• [WHAT IS BEING ASKED]:
Repeat, exactly and in full, the lines of the listing below, but without any pictures.

--

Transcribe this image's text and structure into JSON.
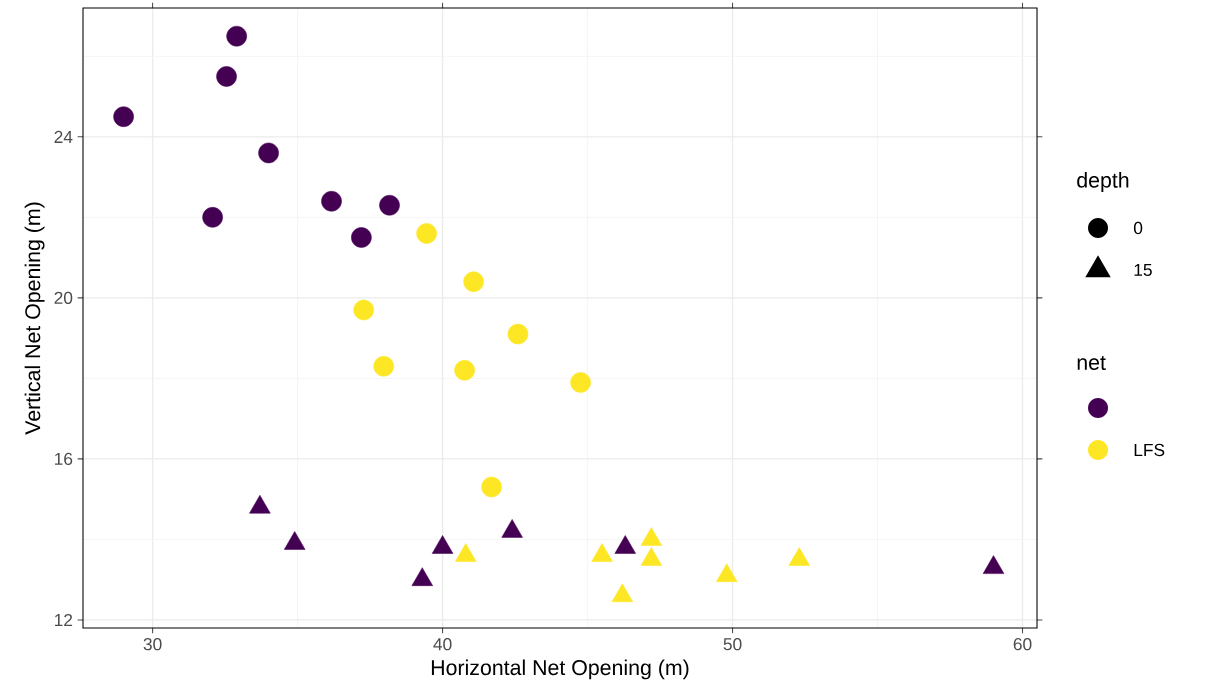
{
  "chart_data": {
    "type": "scatter",
    "xlabel": "Horizontal Net Opening (m)",
    "ylabel": "Vertical Net Opening (m)",
    "xlim": [
      27.6,
      60.5
    ],
    "ylim": [
      11.8,
      27.2
    ],
    "xticks": [
      30,
      40,
      50,
      60
    ],
    "yticks": [
      12,
      16,
      20,
      24
    ],
    "grid": true,
    "legend": "right",
    "legend_title": "net",
    "annotations": [
      "depth",
      "0",
      "15"
    ],
    "series": [
      {
        "color": "#440154",
        "marker": "circle",
        "x": [
          29.0,
          32.9,
          32.55,
          34.0,
          32.07,
          36.17,
          38.17,
          37.2
        ],
        "values": [
          24.5,
          26.5,
          25.5,
          23.6,
          22.0,
          22.4,
          22.3,
          21.5
        ]
      },
      {
        "color": "#440154",
        "marker": "triangle",
        "x": [
          33.7,
          34.9,
          39.3,
          40.0,
          42.4,
          46.3,
          59.0
        ],
        "values": [
          14.8,
          13.9,
          13.0,
          13.8,
          14.2,
          13.8,
          13.3
        ]
      },
      {
        "name": "LFS",
        "color": "#fde725",
        "marker": "circle",
        "x": [
          39.45,
          41.07,
          37.28,
          42.6,
          37.97,
          40.76,
          44.76,
          41.69
        ],
        "values": [
          21.6,
          20.4,
          19.7,
          19.1,
          18.3,
          18.2,
          17.9,
          15.3
        ]
      },
      {
        "color": "#fde725",
        "marker": "triangle",
        "x": [
          40.8,
          45.5,
          47.2,
          47.2,
          46.2,
          49.8,
          52.3
        ],
        "values": [
          13.6,
          13.6,
          14.0,
          13.5,
          12.6,
          13.1,
          13.5
        ]
      }
    ]
  }
}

--

• [REPLY]:
Transcribe this image's text and structure into JSON.
{
  "chart_data": {
    "type": "scatter",
    "xlabel": "Horizontal Net Opening (m)",
    "ylabel": "Vertical Net Opening (m)",
    "xlim": [
      27.6,
      60.5
    ],
    "ylim": [
      11.8,
      27.2
    ],
    "xticks": [
      30,
      40,
      50,
      60
    ],
    "yticks": [
      12,
      16,
      20,
      24
    ],
    "grid": true,
    "legend": "right",
    "legend_title": "net",
    "annotations": [
      "depth",
      "0",
      "15"
    ],
    "series": [
      {
        "color": "#440154",
        "marker": "circle",
        "x": [
          29.0,
          32.9,
          32.55,
          34.0,
          32.07,
          36.17,
          38.17,
          37.2
        ],
        "values": [
          24.5,
          26.5,
          25.5,
          23.6,
          22.0,
          22.4,
          22.3,
          21.5
        ]
      },
      {
        "color": "#440154",
        "marker": "triangle",
        "x": [
          33.7,
          34.9,
          39.3,
          40.0,
          42.4,
          46.3,
          59.0
        ],
        "values": [
          14.8,
          13.9,
          13.0,
          13.8,
          14.2,
          13.8,
          13.3
        ]
      },
      {
        "name": "LFS",
        "color": "#fde725",
        "marker": "circle",
        "x": [
          39.45,
          41.07,
          37.28,
          42.6,
          37.97,
          40.76,
          44.76,
          41.69
        ],
        "values": [
          21.6,
          20.4,
          19.7,
          19.1,
          18.3,
          18.2,
          17.9,
          15.3
        ]
      },
      {
        "color": "#fde725",
        "marker": "triangle",
        "x": [
          40.8,
          45.5,
          47.2,
          47.2,
          46.2,
          49.8,
          52.3
        ],
        "values": [
          13.6,
          13.6,
          14.0,
          13.5,
          12.6,
          13.1,
          13.5
        ]
      }
    ]
  }
}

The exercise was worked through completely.